(Stored items)
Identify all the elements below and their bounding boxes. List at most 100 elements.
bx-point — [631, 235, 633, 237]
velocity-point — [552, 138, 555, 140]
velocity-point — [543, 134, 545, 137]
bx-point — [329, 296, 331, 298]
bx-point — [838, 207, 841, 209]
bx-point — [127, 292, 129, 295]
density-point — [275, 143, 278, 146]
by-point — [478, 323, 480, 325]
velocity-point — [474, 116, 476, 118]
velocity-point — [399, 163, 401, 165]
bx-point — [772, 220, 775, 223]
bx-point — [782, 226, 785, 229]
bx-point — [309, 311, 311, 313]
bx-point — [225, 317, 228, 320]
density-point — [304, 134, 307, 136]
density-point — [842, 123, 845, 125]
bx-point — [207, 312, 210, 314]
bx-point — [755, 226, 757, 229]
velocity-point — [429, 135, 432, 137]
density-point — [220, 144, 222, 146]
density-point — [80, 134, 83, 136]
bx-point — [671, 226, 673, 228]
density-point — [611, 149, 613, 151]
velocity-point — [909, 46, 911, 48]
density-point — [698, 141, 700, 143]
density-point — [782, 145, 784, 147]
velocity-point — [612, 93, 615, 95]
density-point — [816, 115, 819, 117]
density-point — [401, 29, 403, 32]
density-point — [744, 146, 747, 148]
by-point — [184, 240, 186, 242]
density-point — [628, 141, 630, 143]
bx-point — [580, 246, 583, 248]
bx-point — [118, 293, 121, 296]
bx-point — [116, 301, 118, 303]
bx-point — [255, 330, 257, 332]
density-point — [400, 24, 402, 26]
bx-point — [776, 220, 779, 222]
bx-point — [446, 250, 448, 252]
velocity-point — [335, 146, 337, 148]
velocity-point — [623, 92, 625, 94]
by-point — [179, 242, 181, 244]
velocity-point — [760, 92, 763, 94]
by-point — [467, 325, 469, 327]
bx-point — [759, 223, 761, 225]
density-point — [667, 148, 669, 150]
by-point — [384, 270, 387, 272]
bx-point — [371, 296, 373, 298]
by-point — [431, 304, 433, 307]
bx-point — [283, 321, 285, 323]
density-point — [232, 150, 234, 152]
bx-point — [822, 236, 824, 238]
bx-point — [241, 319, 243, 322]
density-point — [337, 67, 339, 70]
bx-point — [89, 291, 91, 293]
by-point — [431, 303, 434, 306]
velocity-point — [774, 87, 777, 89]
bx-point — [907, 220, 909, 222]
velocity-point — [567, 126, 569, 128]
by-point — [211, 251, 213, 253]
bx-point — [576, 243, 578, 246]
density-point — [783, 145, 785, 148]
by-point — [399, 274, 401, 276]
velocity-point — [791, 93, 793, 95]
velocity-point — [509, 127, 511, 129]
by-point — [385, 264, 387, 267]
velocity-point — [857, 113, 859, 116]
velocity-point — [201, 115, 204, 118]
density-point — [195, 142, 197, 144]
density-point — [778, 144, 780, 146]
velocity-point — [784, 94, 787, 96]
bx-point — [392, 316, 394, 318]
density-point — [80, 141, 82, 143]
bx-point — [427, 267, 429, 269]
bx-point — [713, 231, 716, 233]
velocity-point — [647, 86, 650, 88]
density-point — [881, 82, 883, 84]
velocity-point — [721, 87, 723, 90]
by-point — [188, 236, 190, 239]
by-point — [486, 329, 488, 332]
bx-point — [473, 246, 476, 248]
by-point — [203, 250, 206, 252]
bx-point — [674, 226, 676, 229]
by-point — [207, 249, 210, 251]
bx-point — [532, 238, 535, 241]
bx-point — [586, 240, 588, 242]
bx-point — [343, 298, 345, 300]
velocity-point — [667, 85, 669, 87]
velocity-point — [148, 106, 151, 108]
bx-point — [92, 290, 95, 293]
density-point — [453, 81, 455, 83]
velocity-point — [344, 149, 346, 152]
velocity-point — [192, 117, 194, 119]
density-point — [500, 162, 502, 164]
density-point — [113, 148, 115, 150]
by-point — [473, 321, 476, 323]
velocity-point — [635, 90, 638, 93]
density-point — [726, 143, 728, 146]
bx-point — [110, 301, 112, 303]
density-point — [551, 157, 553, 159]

→ **Written instruction**
Reproduce every line of the data above word for word.

→ **Solution for this exercise**
Identify all the elements below and their bounding boxes. List at most 100 elements.
bx-point — [631, 235, 633, 237]
velocity-point — [552, 138, 555, 140]
velocity-point — [543, 134, 545, 137]
bx-point — [329, 296, 331, 298]
bx-point — [838, 207, 841, 209]
bx-point — [127, 292, 129, 295]
density-point — [275, 143, 278, 146]
by-point — [478, 323, 480, 325]
velocity-point — [474, 116, 476, 118]
velocity-point — [399, 163, 401, 165]
bx-point — [772, 220, 775, 223]
bx-point — [782, 226, 785, 229]
bx-point — [309, 311, 311, 313]
bx-point — [225, 317, 228, 320]
density-point — [304, 134, 307, 136]
density-point — [842, 123, 845, 125]
bx-point — [207, 312, 210, 314]
bx-point — [755, 226, 757, 229]
velocity-point — [429, 135, 432, 137]
density-point — [220, 144, 222, 146]
density-point — [80, 134, 83, 136]
bx-point — [671, 226, 673, 228]
density-point — [611, 149, 613, 151]
velocity-point — [909, 46, 911, 48]
density-point — [698, 141, 700, 143]
density-point — [782, 145, 784, 147]
velocity-point — [612, 93, 615, 95]
density-point — [816, 115, 819, 117]
density-point — [401, 29, 403, 32]
density-point — [744, 146, 747, 148]
by-point — [184, 240, 186, 242]
density-point — [628, 141, 630, 143]
bx-point — [580, 246, 583, 248]
bx-point — [118, 293, 121, 296]
bx-point — [116, 301, 118, 303]
bx-point — [255, 330, 257, 332]
density-point — [400, 24, 402, 26]
bx-point — [776, 220, 779, 222]
bx-point — [446, 250, 448, 252]
velocity-point — [335, 146, 337, 148]
velocity-point — [623, 92, 625, 94]
by-point — [179, 242, 181, 244]
velocity-point — [760, 92, 763, 94]
by-point — [467, 325, 469, 327]
bx-point — [759, 223, 761, 225]
density-point — [667, 148, 669, 150]
by-point — [384, 270, 387, 272]
bx-point — [371, 296, 373, 298]
by-point — [431, 304, 433, 307]
bx-point — [283, 321, 285, 323]
density-point — [232, 150, 234, 152]
bx-point — [822, 236, 824, 238]
bx-point — [241, 319, 243, 322]
density-point — [337, 67, 339, 70]
bx-point — [89, 291, 91, 293]
by-point — [431, 303, 434, 306]
velocity-point — [774, 87, 777, 89]
bx-point — [907, 220, 909, 222]
velocity-point — [567, 126, 569, 128]
by-point — [211, 251, 213, 253]
bx-point — [576, 243, 578, 246]
density-point — [783, 145, 785, 148]
by-point — [399, 274, 401, 276]
velocity-point — [791, 93, 793, 95]
velocity-point — [509, 127, 511, 129]
by-point — [385, 264, 387, 267]
velocity-point — [857, 113, 859, 116]
velocity-point — [201, 115, 204, 118]
density-point — [195, 142, 197, 144]
density-point — [778, 144, 780, 146]
velocity-point — [784, 94, 787, 96]
bx-point — [392, 316, 394, 318]
density-point — [80, 141, 82, 143]
bx-point — [427, 267, 429, 269]
bx-point — [713, 231, 716, 233]
velocity-point — [647, 86, 650, 88]
density-point — [881, 82, 883, 84]
velocity-point — [721, 87, 723, 90]
by-point — [188, 236, 190, 239]
by-point — [486, 329, 488, 332]
bx-point — [473, 246, 476, 248]
by-point — [203, 250, 206, 252]
bx-point — [674, 226, 676, 229]
by-point — [207, 249, 210, 251]
bx-point — [532, 238, 535, 241]
bx-point — [586, 240, 588, 242]
bx-point — [343, 298, 345, 300]
velocity-point — [667, 85, 669, 87]
velocity-point — [148, 106, 151, 108]
bx-point — [92, 290, 95, 293]
density-point — [453, 81, 455, 83]
velocity-point — [344, 149, 346, 152]
velocity-point — [192, 117, 194, 119]
density-point — [500, 162, 502, 164]
density-point — [113, 148, 115, 150]
by-point — [473, 321, 476, 323]
velocity-point — [635, 90, 638, 93]
density-point — [726, 143, 728, 146]
bx-point — [110, 301, 112, 303]
density-point — [551, 157, 553, 159]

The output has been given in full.